Entries:
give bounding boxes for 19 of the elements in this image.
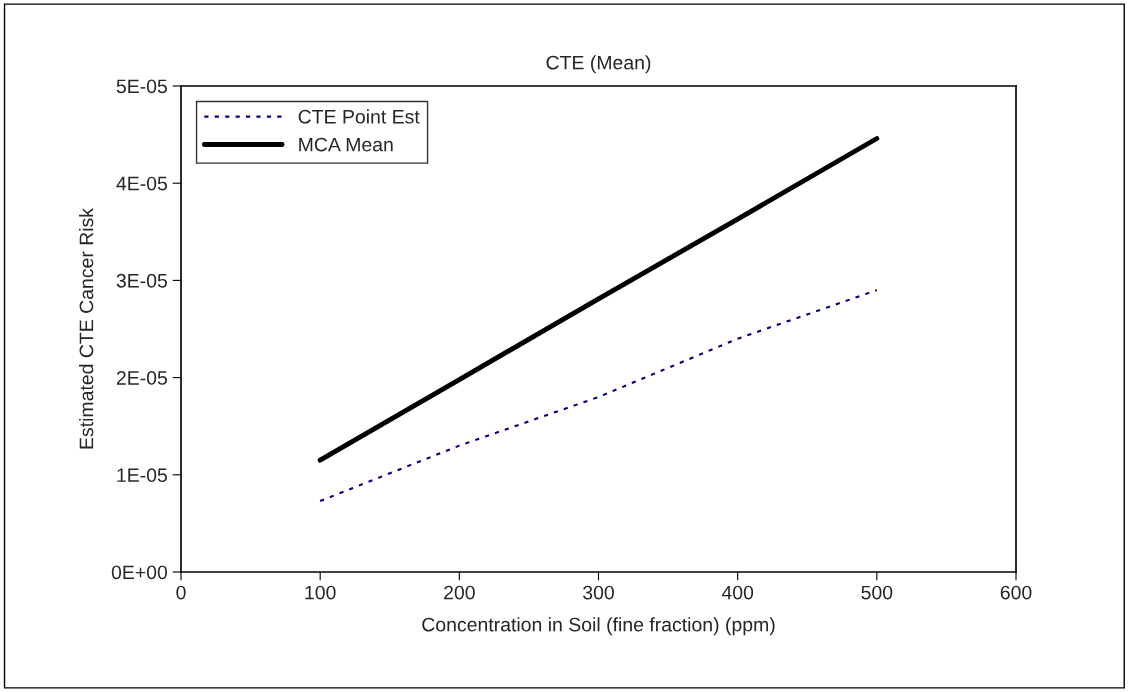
y-axis-title: Estimated CTE Cancer Risk xyxy=(79,207,94,449)
x-tick-label: 400 xyxy=(721,585,754,600)
chart-title: CTE (Mean) xyxy=(546,55,651,74)
x-tick-label: 600 xyxy=(1000,585,1032,600)
legend-label: CTE Point Est xyxy=(298,109,420,124)
x-tick-label: 300 xyxy=(583,585,614,600)
line-series xyxy=(319,289,878,503)
x-tick-label: 100 xyxy=(305,585,336,600)
y-tick-label: 1E-05 xyxy=(117,468,167,483)
y-tick-label: 5E-05 xyxy=(116,79,167,94)
x-axis-title: Concentration in Soil (fine fraction) (ppm) xyxy=(422,617,775,636)
y-tick-label: 2E-05 xyxy=(116,371,167,385)
x-tick-label: 200 xyxy=(444,585,475,600)
y-tick-label: 0E+00 xyxy=(111,565,168,580)
y-tick-label: 3E-05 xyxy=(116,273,167,288)
x-tick-label: 0 xyxy=(176,585,186,600)
legend-label: MCA Mean xyxy=(299,137,393,152)
y-tick-label: 4E-05 xyxy=(116,176,167,191)
x-tick-label: 500 xyxy=(861,585,893,600)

Exercise prompt: Convert each line of the item above into a Markdown table with the columns Row and Text, numbering the rows in order. Omit blank lines and the picture.

Full response:
| Row | Text |
|---|---|
| 1 | give bounding boxes for 19 of the elements in this image. |
| 2 | y-axis-title: Estimated CTE Cancer Risk xyxy=(79,207,94,449) |
| 3 | x-tick-label: 400 xyxy=(721,585,754,600) |
| 4 | chart-title: CTE (Mean) xyxy=(546,55,651,74) |
| 5 | x-tick-label: 600 xyxy=(1000,585,1032,600) |
| 6 | legend-label: CTE Point Est xyxy=(298,109,420,124) |
| 7 | x-tick-label: 300 xyxy=(583,585,614,600) |
| 8 | line-series xyxy=(319,289,878,503) |
| 9 | x-tick-label: 100 xyxy=(305,585,336,600) |
| 10 | y-tick-label: 1E-05 xyxy=(117,468,167,483) |
| 11 | y-tick-label: 5E-05 xyxy=(116,79,167,94) |
| 12 | x-axis-title: Concentration in Soil (fine fraction) (ppm) xyxy=(422,617,775,636) |
| 13 | y-tick-label: 2E-05 xyxy=(116,371,167,385) |
| 14 | x-tick-label: 200 xyxy=(444,585,475,600) |
| 15 | y-tick-label: 0E+00 xyxy=(111,565,168,580) |
| 16 | y-tick-label: 3E-05 xyxy=(116,273,167,288) |
| 17 | x-tick-label: 0 xyxy=(176,585,186,600) |
| 18 | legend-label: MCA Mean xyxy=(299,137,393,152) |
| 19 | y-tick-label: 4E-05 xyxy=(116,176,167,191) |
| 20 | x-tick-label: 500 xyxy=(861,585,893,600) |